* START Supplied material *
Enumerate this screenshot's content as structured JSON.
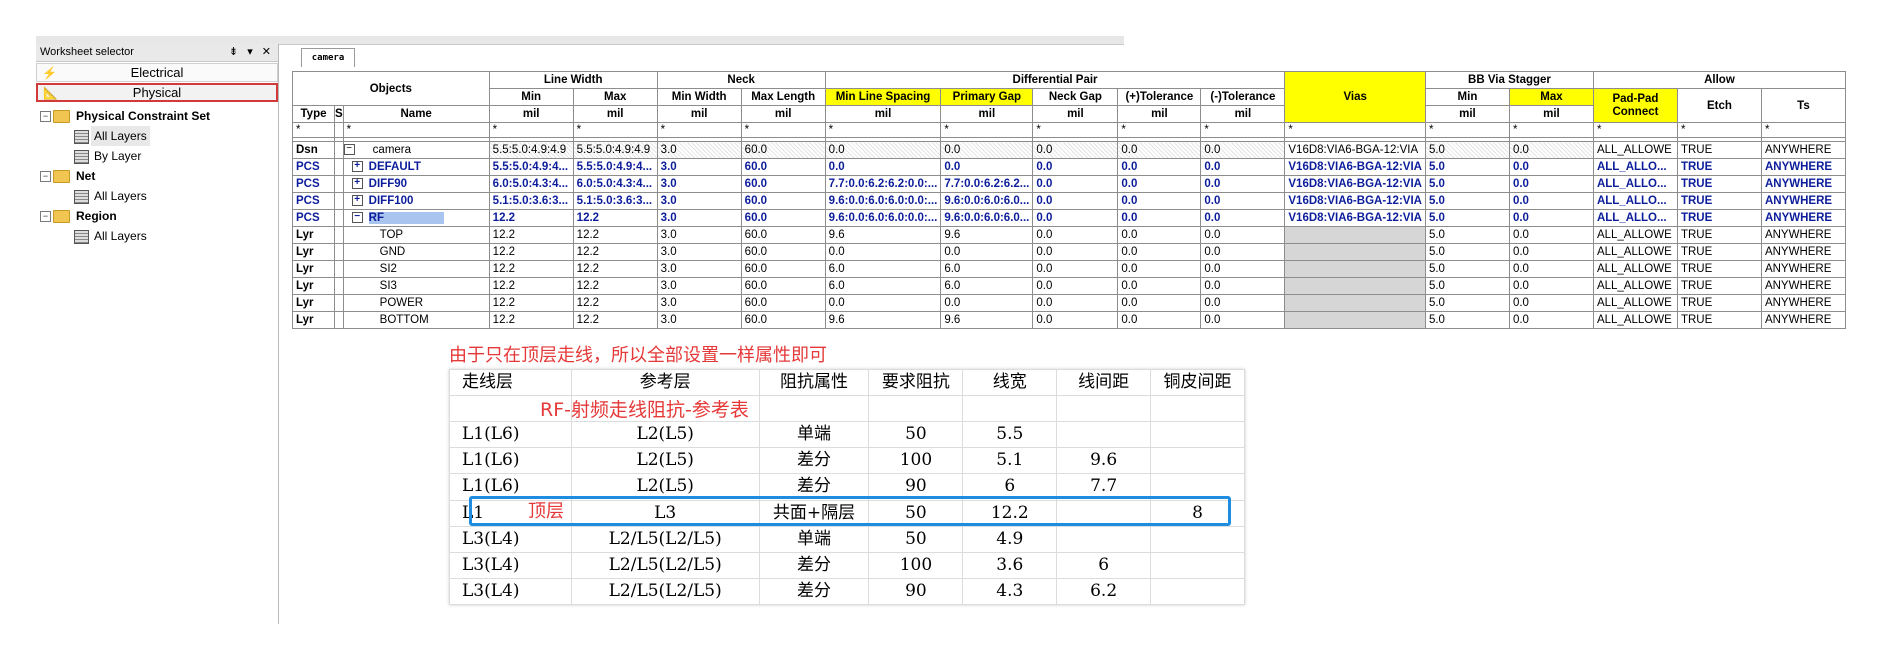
{
  "left_panel": {
    "title": "Worksheet selector",
    "controls": "⇟ ▾ ✕",
    "modes": [
      {
        "label": "Electrical",
        "icon": "lightning-icon",
        "selected": false
      },
      {
        "label": "Physical",
        "icon": "ruler-icon",
        "selected": true
      }
    ],
    "tree": {
      "pcs": {
        "label": "Physical Constraint Set",
        "children": [
          "All Layers",
          "By Layer"
        ]
      },
      "net": {
        "label": "Net",
        "children": [
          "All Layers"
        ]
      },
      "region": {
        "label": "Region",
        "children": [
          "All Layers"
        ]
      }
    }
  },
  "tab": {
    "label": "camera"
  },
  "sheet": {
    "groups": {
      "objects": "Objects",
      "line_width": "Line Width",
      "neck": "Neck",
      "diff_pair": "Differential Pair",
      "vias": "Vias",
      "bb_via": "BB Via Stagger",
      "allow": "Allow"
    },
    "subheaders": {
      "lw_min": "Min",
      "lw_max": "Max",
      "neck_min_width": "Min Width",
      "neck_max_length": "Max Length",
      "dp_min_line_spacing": "Min Line Spacing",
      "dp_primary_gap": "Primary Gap",
      "dp_neck_gap": "Neck Gap",
      "dp_plus_tol": "(+)Tolerance",
      "dp_minus_tol": "(-)Tolerance",
      "bb_min": "Min",
      "bb_max": "Max",
      "pad_pad": "Pad-Pad Connect",
      "etch": "Etch",
      "ts": "Ts",
      "type": "Type",
      "s": "S",
      "name": "Name",
      "unit": "mil",
      "star": "*"
    },
    "rows": [
      {
        "type": "Dsn",
        "name": "camera",
        "toggle": "−",
        "indent": 0,
        "bold": false,
        "blue": false,
        "cells": [
          "5.5:5.0:4.9:4.9",
          "5.5:5.0:4.9:4.9",
          "3.0",
          "60.0",
          "0.0",
          "0.0",
          "0.0",
          "0.0",
          "0.0",
          "V16D8:VIA6-BGA-12:VIA",
          "5.0",
          "0.0",
          "ALL_ALLOWE",
          "TRUE",
          "ANYWHERE"
        ]
      },
      {
        "type": "PCS",
        "name": "DEFAULT",
        "toggle": "+",
        "indent": 1,
        "bold": true,
        "blue": true,
        "cells": [
          "5.5:5.0:4.9:4...",
          "5.5:5.0:4.9:4...",
          "3.0",
          "60.0",
          "0.0",
          "0.0",
          "0.0",
          "0.0",
          "0.0",
          "V16D8:VIA6-BGA-12:VIA",
          "5.0",
          "0.0",
          "ALL_ALLO...",
          "TRUE",
          "ANYWHERE"
        ]
      },
      {
        "type": "PCS",
        "name": "DIFF90",
        "toggle": "+",
        "indent": 1,
        "bold": true,
        "blue": true,
        "cells": [
          "6.0:5.0:4.3:4...",
          "6.0:5.0:4.3:4...",
          "3.0",
          "60.0",
          "7.7:0.0:6.2:6.2:0.0:...",
          "7.7:0.0:6.2:6.2...",
          "0.0",
          "0.0",
          "0.0",
          "V16D8:VIA6-BGA-12:VIA",
          "5.0",
          "0.0",
          "ALL_ALLO...",
          "TRUE",
          "ANYWHERE"
        ]
      },
      {
        "type": "PCS",
        "name": "DIFF100",
        "toggle": "+",
        "indent": 1,
        "bold": true,
        "blue": true,
        "cells": [
          "5.1:5.0:3.6:3...",
          "5.1:5.0:3.6:3...",
          "3.0",
          "60.0",
          "9.6:0.0:6.0:6.0:0.0:...",
          "9.6:0.0:6.0:6.0...",
          "0.0",
          "0.0",
          "0.0",
          "V16D8:VIA6-BGA-12:VIA",
          "5.0",
          "0.0",
          "ALL_ALLO...",
          "TRUE",
          "ANYWHERE"
        ]
      },
      {
        "type": "PCS",
        "name": "RF",
        "toggle": "−",
        "indent": 1,
        "bold": true,
        "blue": true,
        "selected": true,
        "cells": [
          "12.2",
          "12.2",
          "3.0",
          "60.0",
          "9.6:0.0:6.0:6.0:0.0:...",
          "9.6:0.0:6.0:6.0...",
          "0.0",
          "0.0",
          "0.0",
          "V16D8:VIA6-BGA-12:VIA",
          "5.0",
          "0.0",
          "ALL_ALLO...",
          "TRUE",
          "ANYWHERE"
        ]
      },
      {
        "type": "Lyr",
        "name": "TOP",
        "toggle": "",
        "indent": 2,
        "bold": false,
        "blue": false,
        "cells": [
          "12.2",
          "12.2",
          "3.0",
          "60.0",
          "9.6",
          "9.6",
          "0.0",
          "0.0",
          "0.0",
          "",
          "5.0",
          "0.0",
          "ALL_ALLOWE",
          "TRUE",
          "ANYWHERE"
        ]
      },
      {
        "type": "Lyr",
        "name": "GND",
        "toggle": "",
        "indent": 2,
        "bold": false,
        "blue": false,
        "cells": [
          "12.2",
          "12.2",
          "3.0",
          "60.0",
          "0.0",
          "0.0",
          "0.0",
          "0.0",
          "0.0",
          "",
          "5.0",
          "0.0",
          "ALL_ALLOWE",
          "TRUE",
          "ANYWHERE"
        ]
      },
      {
        "type": "Lyr",
        "name": "SI2",
        "toggle": "",
        "indent": 2,
        "bold": false,
        "blue": false,
        "cells": [
          "12.2",
          "12.2",
          "3.0",
          "60.0",
          "6.0",
          "6.0",
          "0.0",
          "0.0",
          "0.0",
          "",
          "5.0",
          "0.0",
          "ALL_ALLOWE",
          "TRUE",
          "ANYWHERE"
        ]
      },
      {
        "type": "Lyr",
        "name": "SI3",
        "toggle": "",
        "indent": 2,
        "bold": false,
        "blue": false,
        "cells": [
          "12.2",
          "12.2",
          "3.0",
          "60.0",
          "6.0",
          "6.0",
          "0.0",
          "0.0",
          "0.0",
          "",
          "5.0",
          "0.0",
          "ALL_ALLOWE",
          "TRUE",
          "ANYWHERE"
        ]
      },
      {
        "type": "Lyr",
        "name": "POWER",
        "toggle": "",
        "indent": 2,
        "bold": false,
        "blue": false,
        "cells": [
          "12.2",
          "12.2",
          "3.0",
          "60.0",
          "0.0",
          "0.0",
          "0.0",
          "0.0",
          "0.0",
          "",
          "5.0",
          "0.0",
          "ALL_ALLOWE",
          "TRUE",
          "ANYWHERE"
        ]
      },
      {
        "type": "Lyr",
        "name": "BOTTOM",
        "toggle": "",
        "indent": 2,
        "bold": false,
        "blue": false,
        "cells": [
          "12.2",
          "12.2",
          "3.0",
          "60.0",
          "9.6",
          "9.6",
          "0.0",
          "0.0",
          "0.0",
          "",
          "5.0",
          "0.0",
          "ALL_ALLOWE",
          "TRUE",
          "ANYWHERE"
        ]
      }
    ]
  },
  "annotation": {
    "note": "由于只在顶层走线，所以全部设置一样属性即可",
    "table_title": "RF-射频走线阻抗-参考表",
    "layer_note": "顶层",
    "headers": [
      "走线层",
      "参考层",
      "阻抗属性",
      "要求阻抗",
      "线宽",
      "线间距",
      "铜皮间距"
    ],
    "rows": [
      [
        "",
        "",
        "",
        "",
        "",
        "",
        ""
      ],
      [
        "L1(L6)",
        "L2(L5)",
        "单端",
        "50",
        "5.5",
        "",
        ""
      ],
      [
        "L1(L6)",
        "L2(L5)",
        "差分",
        "100",
        "5.1",
        "9.6",
        ""
      ],
      [
        "L1(L6)",
        "L2(L5)",
        "差分",
        "90",
        "6",
        "7.7",
        ""
      ],
      [
        "L1",
        "L3",
        "共面+隔层",
        "50",
        "12.2",
        "",
        "8"
      ],
      [
        "L3(L4)",
        "L2/L5(L2/L5)",
        "单端",
        "50",
        "4.9",
        "",
        ""
      ],
      [
        "L3(L4)",
        "L2/L5(L2/L5)",
        "差分",
        "100",
        "3.6",
        "6",
        ""
      ],
      [
        "L3(L4)",
        "L2/L5(L2/L5)",
        "差分",
        "90",
        "4.3",
        "6.2",
        ""
      ]
    ],
    "highlight_color": "#1e8ce0",
    "note_color": "#e53838"
  }
}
* END Supplied material *
Identify each line of the material where the word "name" shows up, and copy it.

** Worked solution **
      "name": "Name",
        "name": "camera",
        "name": "DEFAULT",
        "name": "DIFF90",
        "name": "DIFF100",
        "name": "RF",
        "name": "TOP",
        "name": "GND",
        "name": "SI2",
        "name": "SI3",
        "name": "POWER",
        "name": "BOTTOM",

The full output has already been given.